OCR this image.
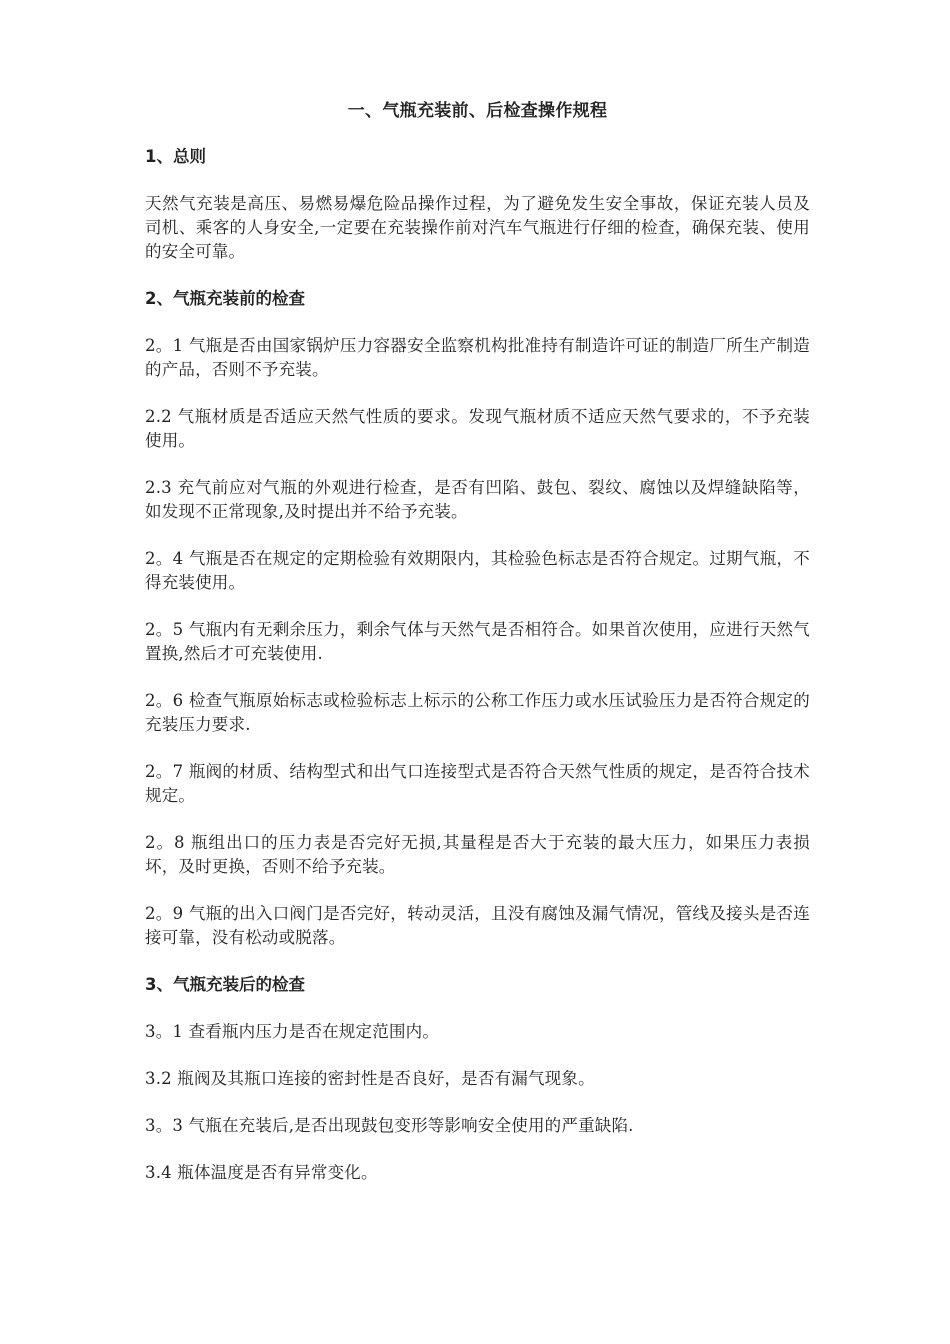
一、气瓶充装前、后检查操作规程
1、总则

天然气充装是高压、易燃易爆危险品操作过程，为了避免发生安全事故，保证充装人员及司机、乘客的人身安全,一定要在充装操作前对汽车气瓶进行仔细的检查，确保充装、使用的安全可靠。

2、气瓶充装前的检查

2。1 气瓶是否由国家锅炉压力容器安全监察机构批准持有制造许可证的制造厂所生产制造的产品，否则不予充装。

2.2 气瓶材质是否适应天然气性质的要求。发现气瓶材质不适应天然气要求的，不予充装使用。

2.3 充气前应对气瓶的外观进行检查，是否有凹陷、鼓包、裂纹、腐蚀以及焊缝缺陷等，如发现不正常现象,及时提出并不给予充装。

2。4 气瓶是否在规定的定期检验有效期限内，其检验色标志是否符合规定。过期气瓶，不得充装使用。

2。5 气瓶内有无剩余压力，剩余气体与天然气是否相符合。如果首次使用，应进行天然气置换,然后才可充装使用.

2。6 检查气瓶原始标志或检验标志上标示的公称工作压力或水压试验压力是否符合规定的充装压力要求.

2。7 瓶阀的材质、结构型式和出气口连接型式是否符合天然气性质的规定，是否符合技术规定。

2。8 瓶组出口的压力表是否完好无损,其量程是否大于充装的最大压力，如果压力表损坏，及时更换，否则不给予充装。

2。9 气瓶的出入口阀门是否完好，转动灵活，且没有腐蚀及漏气情况，管线及接头是否连接可靠，没有松动或脱落。

3、气瓶充装后的检查

3。1 查看瓶内压力是否在规定范围内。

3.2 瓶阀及其瓶口连接的密封性是否良好，是否有漏气现象。

3。3 气瓶在充装后,是否出现鼓包变形等影响安全使用的严重缺陷.

3.4 瓶体温度是否有异常变化。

++++++++++

* [Directions]
Nothing but the pictures may be dropped; output the records above exactly.

* [Output of the task]
OCR this image.
一、气瓶充装前、后检查操作规程
1、总则

天然气充装是高压、易燃易爆危险品操作过程，为了避免发生安全事故，保证充装人员及司机、乘客的人身安全,一定要在充装操作前对汽车气瓶进行仔细的检查，确保充装、使用的安全可靠。

2、气瓶充装前的检查

2。1 气瓶是否由国家锅炉压力容器安全监察机构批准持有制造许可证的制造厂所生产制造的产品，否则不予充装。

2.2 气瓶材质是否适应天然气性质的要求。发现气瓶材质不适应天然气要求的，不予充装使用。

2.3 充气前应对气瓶的外观进行检查，是否有凹陷、鼓包、裂纹、腐蚀以及焊缝缺陷等，如发现不正常现象,及时提出并不给予充装。

2。4 气瓶是否在规定的定期检验有效期限内，其检验色标志是否符合规定。过期气瓶，不得充装使用。

2。5 气瓶内有无剩余压力，剩余气体与天然气是否相符合。如果首次使用，应进行天然气置换,然后才可充装使用.

2。6 检查气瓶原始标志或检验标志上标示的公称工作压力或水压试验压力是否符合规定的充装压力要求.

2。7 瓶阀的材质、结构型式和出气口连接型式是否符合天然气性质的规定，是否符合技术规定。

2。8 瓶组出口的压力表是否完好无损,其量程是否大于充装的最大压力，如果压力表损坏，及时更换，否则不给予充装。

2。9 气瓶的出入口阀门是否完好，转动灵活，且没有腐蚀及漏气情况，管线及接头是否连接可靠，没有松动或脱落。

3、气瓶充装后的检查

3。1 查看瓶内压力是否在规定范围内。

3.2 瓶阀及其瓶口连接的密封性是否良好，是否有漏气现象。

3。3 气瓶在充装后,是否出现鼓包变形等影响安全使用的严重缺陷.

3.4 瓶体温度是否有异常变化。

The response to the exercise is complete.